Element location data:
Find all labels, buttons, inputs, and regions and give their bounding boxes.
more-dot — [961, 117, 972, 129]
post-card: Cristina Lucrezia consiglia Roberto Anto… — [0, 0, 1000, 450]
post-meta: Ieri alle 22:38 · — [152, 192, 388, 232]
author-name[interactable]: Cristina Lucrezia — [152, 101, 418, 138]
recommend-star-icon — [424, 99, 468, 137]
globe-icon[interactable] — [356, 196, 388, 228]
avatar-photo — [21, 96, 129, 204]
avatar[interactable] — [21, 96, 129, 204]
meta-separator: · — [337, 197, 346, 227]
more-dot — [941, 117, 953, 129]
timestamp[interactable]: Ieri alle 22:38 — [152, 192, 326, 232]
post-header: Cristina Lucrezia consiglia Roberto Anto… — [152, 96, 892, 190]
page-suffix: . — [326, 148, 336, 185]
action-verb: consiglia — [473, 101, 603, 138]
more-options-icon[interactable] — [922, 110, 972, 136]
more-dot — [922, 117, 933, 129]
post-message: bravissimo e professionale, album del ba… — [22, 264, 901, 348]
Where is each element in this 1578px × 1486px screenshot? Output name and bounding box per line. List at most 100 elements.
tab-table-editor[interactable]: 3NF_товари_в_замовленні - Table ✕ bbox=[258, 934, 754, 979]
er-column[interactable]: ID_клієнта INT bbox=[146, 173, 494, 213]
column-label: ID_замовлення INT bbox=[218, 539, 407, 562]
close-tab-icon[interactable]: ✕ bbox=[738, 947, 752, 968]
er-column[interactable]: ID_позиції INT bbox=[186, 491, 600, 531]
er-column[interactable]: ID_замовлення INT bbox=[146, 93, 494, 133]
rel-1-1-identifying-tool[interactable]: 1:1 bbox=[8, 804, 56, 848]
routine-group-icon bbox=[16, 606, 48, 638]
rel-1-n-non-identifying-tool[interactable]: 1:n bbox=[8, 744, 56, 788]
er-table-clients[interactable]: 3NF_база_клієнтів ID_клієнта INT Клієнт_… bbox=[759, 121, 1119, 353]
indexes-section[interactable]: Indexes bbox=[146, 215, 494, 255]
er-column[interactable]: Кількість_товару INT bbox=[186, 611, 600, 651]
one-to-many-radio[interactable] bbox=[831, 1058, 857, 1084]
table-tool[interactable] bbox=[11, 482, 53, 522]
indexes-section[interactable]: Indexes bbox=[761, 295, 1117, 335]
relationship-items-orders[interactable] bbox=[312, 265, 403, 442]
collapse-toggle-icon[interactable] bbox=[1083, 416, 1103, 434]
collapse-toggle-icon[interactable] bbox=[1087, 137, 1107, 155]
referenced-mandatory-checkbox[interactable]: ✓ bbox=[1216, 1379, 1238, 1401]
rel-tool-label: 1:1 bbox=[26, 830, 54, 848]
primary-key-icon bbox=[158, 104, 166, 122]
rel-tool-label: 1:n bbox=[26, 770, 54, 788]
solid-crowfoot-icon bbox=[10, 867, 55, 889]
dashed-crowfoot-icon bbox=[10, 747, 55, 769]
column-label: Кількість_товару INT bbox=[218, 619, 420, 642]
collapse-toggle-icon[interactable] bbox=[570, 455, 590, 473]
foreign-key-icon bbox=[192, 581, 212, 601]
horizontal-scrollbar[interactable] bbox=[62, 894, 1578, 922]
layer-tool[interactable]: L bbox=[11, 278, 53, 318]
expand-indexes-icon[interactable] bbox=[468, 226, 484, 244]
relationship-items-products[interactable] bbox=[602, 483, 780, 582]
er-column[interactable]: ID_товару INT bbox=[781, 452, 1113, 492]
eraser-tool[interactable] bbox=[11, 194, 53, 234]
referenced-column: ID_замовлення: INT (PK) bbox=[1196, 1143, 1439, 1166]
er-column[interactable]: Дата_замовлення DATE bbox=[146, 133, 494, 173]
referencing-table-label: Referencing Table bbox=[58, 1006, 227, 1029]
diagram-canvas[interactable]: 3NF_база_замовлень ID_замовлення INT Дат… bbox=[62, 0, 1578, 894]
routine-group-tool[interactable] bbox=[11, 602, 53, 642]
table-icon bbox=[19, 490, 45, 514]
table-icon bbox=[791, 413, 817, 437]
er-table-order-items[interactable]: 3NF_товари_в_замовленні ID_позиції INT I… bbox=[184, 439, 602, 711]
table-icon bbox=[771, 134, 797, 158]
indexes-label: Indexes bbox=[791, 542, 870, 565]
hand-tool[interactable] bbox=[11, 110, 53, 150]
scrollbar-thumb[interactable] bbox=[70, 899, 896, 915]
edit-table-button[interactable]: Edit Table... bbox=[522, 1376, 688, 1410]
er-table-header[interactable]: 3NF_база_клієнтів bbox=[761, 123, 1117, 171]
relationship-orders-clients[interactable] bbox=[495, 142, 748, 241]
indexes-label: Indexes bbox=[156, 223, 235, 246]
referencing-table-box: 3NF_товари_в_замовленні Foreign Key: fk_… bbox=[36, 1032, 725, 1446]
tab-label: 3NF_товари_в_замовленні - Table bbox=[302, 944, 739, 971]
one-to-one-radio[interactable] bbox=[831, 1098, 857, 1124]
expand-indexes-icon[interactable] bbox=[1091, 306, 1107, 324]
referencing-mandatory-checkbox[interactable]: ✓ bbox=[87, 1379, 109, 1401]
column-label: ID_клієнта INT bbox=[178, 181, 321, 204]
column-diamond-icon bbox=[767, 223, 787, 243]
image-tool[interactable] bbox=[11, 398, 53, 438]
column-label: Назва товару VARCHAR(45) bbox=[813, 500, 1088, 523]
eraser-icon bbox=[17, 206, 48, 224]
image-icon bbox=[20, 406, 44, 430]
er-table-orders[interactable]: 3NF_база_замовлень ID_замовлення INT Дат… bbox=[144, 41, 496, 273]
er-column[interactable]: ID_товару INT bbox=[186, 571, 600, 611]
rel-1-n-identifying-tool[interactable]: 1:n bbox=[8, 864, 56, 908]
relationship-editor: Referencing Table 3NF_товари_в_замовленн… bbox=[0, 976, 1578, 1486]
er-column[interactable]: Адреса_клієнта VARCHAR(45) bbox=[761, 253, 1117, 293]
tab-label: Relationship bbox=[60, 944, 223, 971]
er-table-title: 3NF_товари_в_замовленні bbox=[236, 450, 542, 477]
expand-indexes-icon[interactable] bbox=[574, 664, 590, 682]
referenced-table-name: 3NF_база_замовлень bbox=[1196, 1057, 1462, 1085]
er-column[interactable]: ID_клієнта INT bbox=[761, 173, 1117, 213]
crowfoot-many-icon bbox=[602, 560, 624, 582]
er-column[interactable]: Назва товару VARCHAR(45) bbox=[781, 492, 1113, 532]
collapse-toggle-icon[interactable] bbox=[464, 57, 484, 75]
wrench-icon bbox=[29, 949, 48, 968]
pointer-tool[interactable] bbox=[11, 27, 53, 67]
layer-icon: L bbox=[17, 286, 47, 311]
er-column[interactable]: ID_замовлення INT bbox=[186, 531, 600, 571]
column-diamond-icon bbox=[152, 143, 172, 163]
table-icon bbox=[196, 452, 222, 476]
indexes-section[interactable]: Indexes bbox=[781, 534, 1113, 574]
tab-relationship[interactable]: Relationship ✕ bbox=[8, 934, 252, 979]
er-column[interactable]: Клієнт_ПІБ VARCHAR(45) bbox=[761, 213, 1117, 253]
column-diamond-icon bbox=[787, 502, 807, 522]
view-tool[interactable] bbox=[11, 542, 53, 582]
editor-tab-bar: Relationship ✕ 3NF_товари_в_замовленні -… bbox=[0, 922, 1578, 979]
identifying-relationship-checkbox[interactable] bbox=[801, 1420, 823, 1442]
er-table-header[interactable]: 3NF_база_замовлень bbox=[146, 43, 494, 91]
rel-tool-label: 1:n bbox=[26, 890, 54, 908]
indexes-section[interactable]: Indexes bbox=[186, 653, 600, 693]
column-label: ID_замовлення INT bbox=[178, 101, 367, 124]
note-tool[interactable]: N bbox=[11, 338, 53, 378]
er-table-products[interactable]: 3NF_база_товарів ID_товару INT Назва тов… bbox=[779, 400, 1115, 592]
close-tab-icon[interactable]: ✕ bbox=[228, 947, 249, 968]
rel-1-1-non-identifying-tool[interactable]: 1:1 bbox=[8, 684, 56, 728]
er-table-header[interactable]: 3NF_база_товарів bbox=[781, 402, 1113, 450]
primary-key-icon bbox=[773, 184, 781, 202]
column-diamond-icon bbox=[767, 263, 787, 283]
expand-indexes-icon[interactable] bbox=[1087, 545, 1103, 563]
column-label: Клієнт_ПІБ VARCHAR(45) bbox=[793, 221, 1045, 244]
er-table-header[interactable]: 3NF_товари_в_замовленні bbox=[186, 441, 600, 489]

§ **DIRECTION**: Copy the material from its start through the line containing "Where is each", and swap every "more-dot" for "menu-dot" without changing anything else.

§ **FINAL RESULT**:
Find all labels, buttons, inputs, and regions and give their bounding boxes.
menu-dot — [961, 117, 972, 129]
post-card: Cristina Lucrezia consiglia Roberto Anto… — [0, 0, 1000, 450]
post-meta: Ieri alle 22:38 · — [152, 192, 388, 232]
author-name[interactable]: Cristina Lucrezia — [152, 101, 418, 138]
recommend-star-icon — [424, 99, 468, 137]
globe-icon[interactable] — [356, 196, 388, 228]
avatar-photo — [21, 96, 129, 204]
avatar[interactable] — [21, 96, 129, 204]
meta-separator: · — [337, 197, 346, 227]
menu-dot — [941, 117, 953, 129]
timestamp[interactable]: Ieri alle 22:38 — [152, 192, 326, 232]
post-header: Cristina Lucrezia consiglia Roberto Anto… — [152, 96, 892, 190]
page-suffix: . — [326, 148, 336, 185]
action-verb: consiglia — [473, 101, 603, 138]
more-options-icon[interactable] — [922, 110, 972, 136]
menu-dot — [922, 117, 933, 129]
post-message: bravissimo e professionale, album del ba… — [22, 264, 901, 348]
Where is each element in this 1578px × 1486px screenshot? Output name and bounding box per line. List at most 100 elements.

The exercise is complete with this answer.